● **WHAT IS BEING ASKED**
Go through the entries and say how many lines contain the string "Weights". The number is the whole answer.

● **PROVIDED ENTRIES**

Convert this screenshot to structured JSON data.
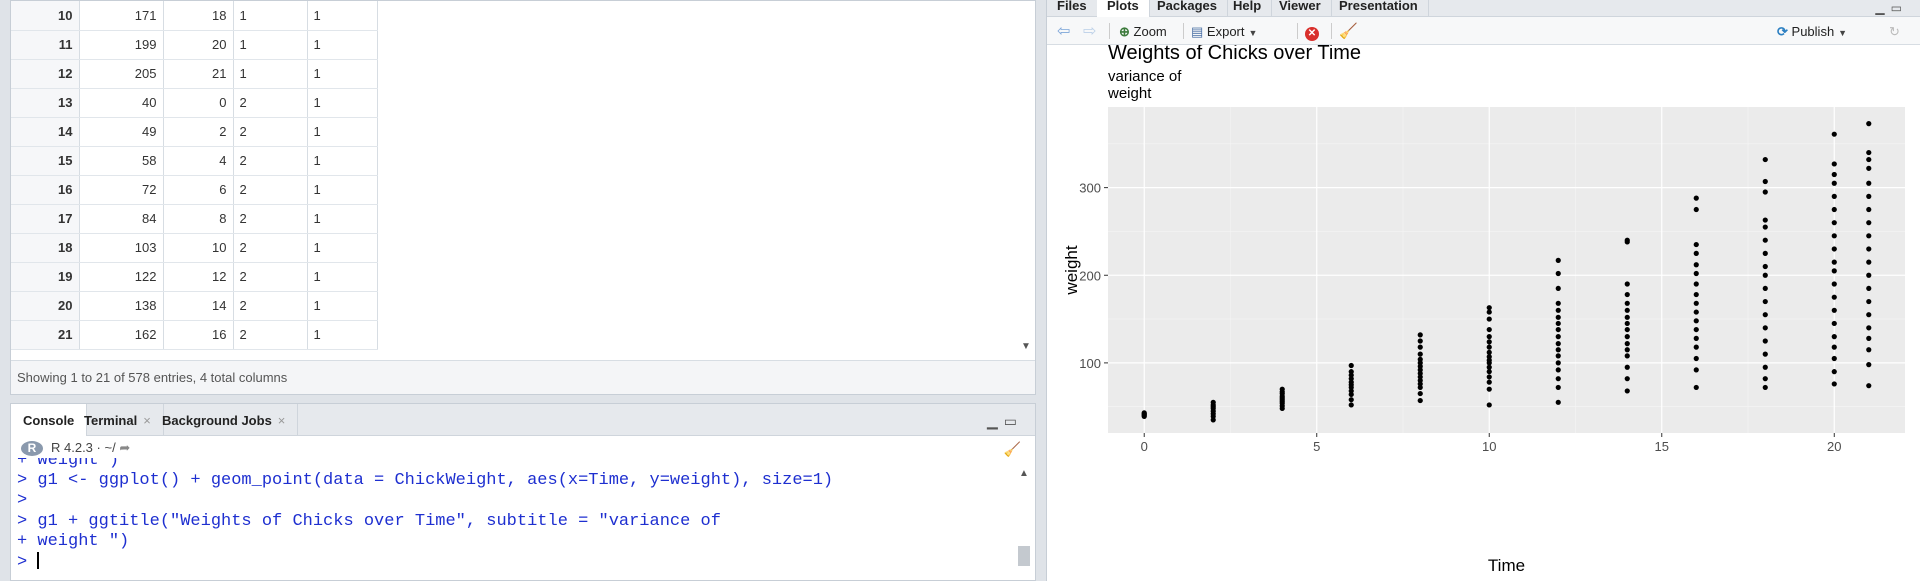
{
  "data_viewer": {
    "rows": [
      {
        "n": "10",
        "weight": "171",
        "time": "18",
        "chick": "1",
        "diet": "1"
      },
      {
        "n": "11",
        "weight": "199",
        "time": "20",
        "chick": "1",
        "diet": "1"
      },
      {
        "n": "12",
        "weight": "205",
        "time": "21",
        "chick": "1",
        "diet": "1"
      },
      {
        "n": "13",
        "weight": "40",
        "time": "0",
        "chick": "2",
        "diet": "1"
      },
      {
        "n": "14",
        "weight": "49",
        "time": "2",
        "chick": "2",
        "diet": "1"
      },
      {
        "n": "15",
        "weight": "58",
        "time": "4",
        "chick": "2",
        "diet": "1"
      },
      {
        "n": "16",
        "weight": "72",
        "time": "6",
        "chick": "2",
        "diet": "1"
      },
      {
        "n": "17",
        "weight": "84",
        "time": "8",
        "chick": "2",
        "diet": "1"
      },
      {
        "n": "18",
        "weight": "103",
        "time": "10",
        "chick": "2",
        "diet": "1"
      },
      {
        "n": "19",
        "weight": "122",
        "time": "12",
        "chick": "2",
        "diet": "1"
      },
      {
        "n": "20",
        "weight": "138",
        "time": "14",
        "chick": "2",
        "diet": "1"
      },
      {
        "n": "21",
        "weight": "162",
        "time": "16",
        "chick": "2",
        "diet": "1"
      }
    ],
    "status": "Showing 1 to 21 of 578 entries, 4 total columns"
  },
  "console": {
    "tabs": [
      {
        "label": "Console",
        "closable": false
      },
      {
        "label": "Terminal",
        "closable": true
      },
      {
        "label": "Background Jobs",
        "closable": true
      }
    ],
    "r_version": "R 4.2.3",
    "path": "· ~/",
    "lines": [
      "+ weight\")",
      "> g1 <- ggplot() + geom_point(data = ChickWeight, aes(x=Time, y=weight), size=1)",
      ">",
      "> g1 + ggtitle(\"Weights of Chicks over Time\", subtitle = \"variance of",
      "+ weight \")",
      "> "
    ]
  },
  "right_pane": {
    "tabs": [
      "Files",
      "Plots",
      "Packages",
      "Help",
      "Viewer",
      "Presentation"
    ],
    "active_tab": "Plots",
    "toolbar": {
      "zoom": "Zoom",
      "export": "Export",
      "publish": "Publish"
    }
  },
  "icons": {
    "back": "back-arrow-icon",
    "forward": "forward-arrow-icon",
    "zoom": "zoom-icon",
    "export": "export-icon",
    "delete": "delete-icon",
    "clear": "broom-icon",
    "publish": "publish-icon",
    "refresh": "refresh-icon"
  },
  "chart_data": {
    "type": "scatter",
    "title": "Weights of Chicks over Time",
    "subtitle": [
      "variance of",
      "weight"
    ],
    "xlabel": "Time",
    "ylabel": "weight",
    "xlim": [
      -1.05,
      22.05
    ],
    "ylim": [
      20,
      392
    ],
    "xticks": [
      0,
      5,
      10,
      15,
      20
    ],
    "yticks": [
      100,
      200,
      300
    ],
    "grid": true,
    "panel_color": "#ebebeb",
    "point_color": "#000000",
    "points": [
      {
        "x": 0,
        "y": [
          39,
          40,
          41,
          42,
          43
        ]
      },
      {
        "x": 2,
        "y": [
          35,
          39,
          42,
          45,
          48,
          50,
          52,
          55
        ]
      },
      {
        "x": 4,
        "y": [
          48,
          51,
          54,
          56,
          58,
          60,
          62,
          65,
          67,
          70
        ]
      },
      {
        "x": 6,
        "y": [
          52,
          58,
          64,
          68,
          72,
          75,
          78,
          82,
          86,
          90,
          97
        ]
      },
      {
        "x": 8,
        "y": [
          57,
          65,
          72,
          76,
          80,
          84,
          88,
          92,
          96,
          100,
          104,
          110,
          118,
          125,
          132
        ]
      },
      {
        "x": 10,
        "y": [
          52,
          70,
          78,
          84,
          90,
          95,
          100,
          103,
          107,
          112,
          118,
          124,
          130,
          138,
          150,
          158,
          163
        ]
      },
      {
        "x": 12,
        "y": [
          55,
          72,
          82,
          92,
          100,
          108,
          115,
          122,
          130,
          138,
          145,
          152,
          160,
          168,
          185,
          202,
          217
        ]
      },
      {
        "x": 14,
        "y": [
          68,
          82,
          95,
          108,
          115,
          122,
          130,
          138,
          145,
          152,
          160,
          168,
          178,
          190,
          238,
          240
        ]
      },
      {
        "x": 16,
        "y": [
          72,
          92,
          105,
          118,
          128,
          138,
          148,
          158,
          168,
          178,
          190,
          202,
          212,
          225,
          235,
          275,
          288
        ]
      },
      {
        "x": 18,
        "y": [
          72,
          82,
          95,
          110,
          125,
          140,
          155,
          170,
          185,
          200,
          210,
          225,
          240,
          255,
          263,
          295,
          307,
          332
        ]
      },
      {
        "x": 20,
        "y": [
          76,
          90,
          105,
          118,
          130,
          145,
          160,
          175,
          190,
          205,
          215,
          230,
          245,
          260,
          275,
          290,
          305,
          315,
          327,
          361
        ]
      },
      {
        "x": 21,
        "y": [
          74,
          98,
          115,
          128,
          140,
          155,
          170,
          185,
          200,
          215,
          230,
          245,
          260,
          275,
          290,
          305,
          322,
          332,
          340,
          373
        ]
      }
    ]
  }
}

● **FULL RESPONSE**
2